▸ THE REQUEST: Set the listing down again exactly, please, apart from its pictures.

»»

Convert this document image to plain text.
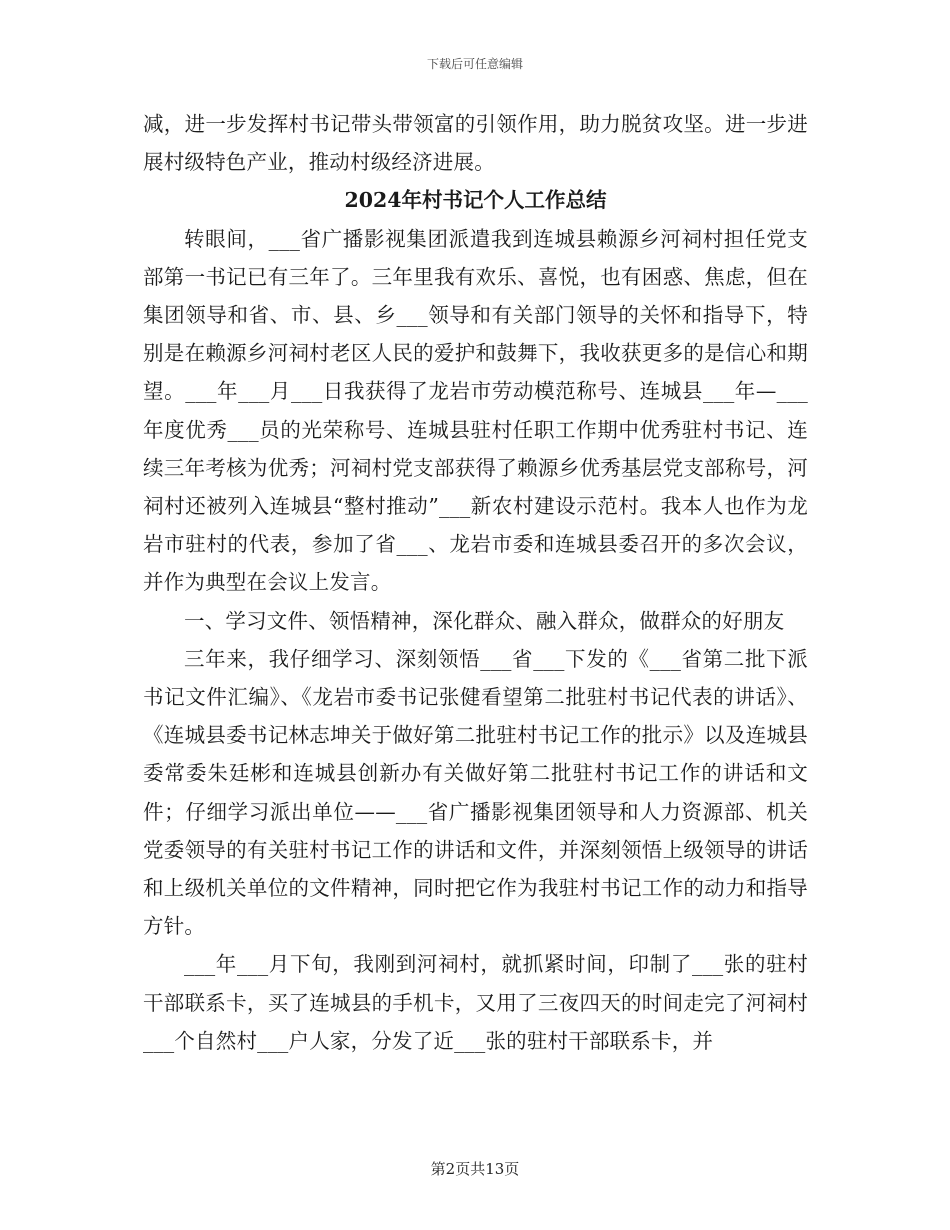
下载后可任意编辑

减，进一步发挥村书记带头带领富的引领作用，助力脱贫攻坚。进一步进展村级特色产业，推动村级经济进展。

2024年村书记个人工作总结

转眼间，___省广播影视集团派遣我到连城县赖源乡河祠村担任党支部第一书记已有三年了。三年里我有欢乐、喜悦，也有困惑、焦虑，但在集团领导和省、市、县、乡___领导和有关部门领导的关怀和指导下，特别是在赖源乡河祠村老区人民的爱护和鼓舞下，我收获更多的是信心和期望。___年___月___日我获得了龙岩市劳动模范称号、连城县___年—___年度优秀___员的光荣称号、连城县驻村任职工作期中优秀驻村书记、连续三年考核为优秀；河祠村党支部获得了赖源乡优秀基层党支部称号，河祠村还被列入连城县“整村推动”___新农村建设示范村。我本人也作为龙岩市驻村的代表，参加了省___、龙岩市委和连城县委召开的多次会议，并作为典型在会议上发言。

一、学习文件、领悟精神，深化群众、融入群众，做群众的好朋友

三年来，我仔细学习、深刻领悟___省___下发的《___省第二批下派书记文件汇编》、《龙岩市委书记张健看望第二批驻村书记代表的讲话》、《连城县委书记林志坤关于做好第二批驻村书记工作的批示》以及连城县委常委朱廷彬和连城县创新办有关做好第二批驻村书记工作的讲话和文件；仔细学习派出单位——___省广播影视集团领导和人力资源部、机关党委领导的有关驻村书记工作的讲话和文件，并深刻领悟上级领导的讲话和上级机关单位的文件精神，同时把它作为我驻村书记工作的动力和指导方针。

___年___月下旬，我刚到河祠村，就抓紧时间，印制了___张的驻村干部联系卡，买了连城县的手机卡，又用了三夜四天的时间走完了河祠村___个自然村___户人家，分发了近___张的驻村干部联系卡，并

第2页共13页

««

▸ OUTPUT FOR THIS EXERCISE:
Convert this document image to plain text.
下载后可任意编辑

减，进一步发挥村书记带头带领富的引领作用，助力脱贫攻坚。进一步进展村级特色产业，推动村级经济进展。

2024年村书记个人工作总结

转眼间，___省广播影视集团派遣我到连城县赖源乡河祠村担任党支部第一书记已有三年了。三年里我有欢乐、喜悦，也有困惑、焦虑，但在集团领导和省、市、县、乡___领导和有关部门领导的关怀和指导下，特别是在赖源乡河祠村老区人民的爱护和鼓舞下，我收获更多的是信心和期望。___年___月___日我获得了龙岩市劳动模范称号、连城县___年—___年度优秀___员的光荣称号、连城县驻村任职工作期中优秀驻村书记、连续三年考核为优秀；河祠村党支部获得了赖源乡优秀基层党支部称号，河祠村还被列入连城县“整村推动”___新农村建设示范村。我本人也作为龙岩市驻村的代表，参加了省___、龙岩市委和连城县委召开的多次会议，并作为典型在会议上发言。

一、学习文件、领悟精神，深化群众、融入群众，做群众的好朋友

三年来，我仔细学习、深刻领悟___省___下发的《___省第二批下派书记文件汇编》、《龙岩市委书记张健看望第二批驻村书记代表的讲话》、《连城县委书记林志坤关于做好第二批驻村书记工作的批示》以及连城县委常委朱廷彬和连城县创新办有关做好第二批驻村书记工作的讲话和文件；仔细学习派出单位——___省广播影视集团领导和人力资源部、机关党委领导的有关驻村书记工作的讲话和文件，并深刻领悟上级领导的讲话和上级机关单位的文件精神，同时把它作为我驻村书记工作的动力和指导方针。

___年___月下旬，我刚到河祠村，就抓紧时间，印制了___张的驻村干部联系卡，买了连城县的手机卡，又用了三夜四天的时间走完了河祠村___个自然村___户人家，分发了近___张的驻村干部联系卡，并

第2页共13页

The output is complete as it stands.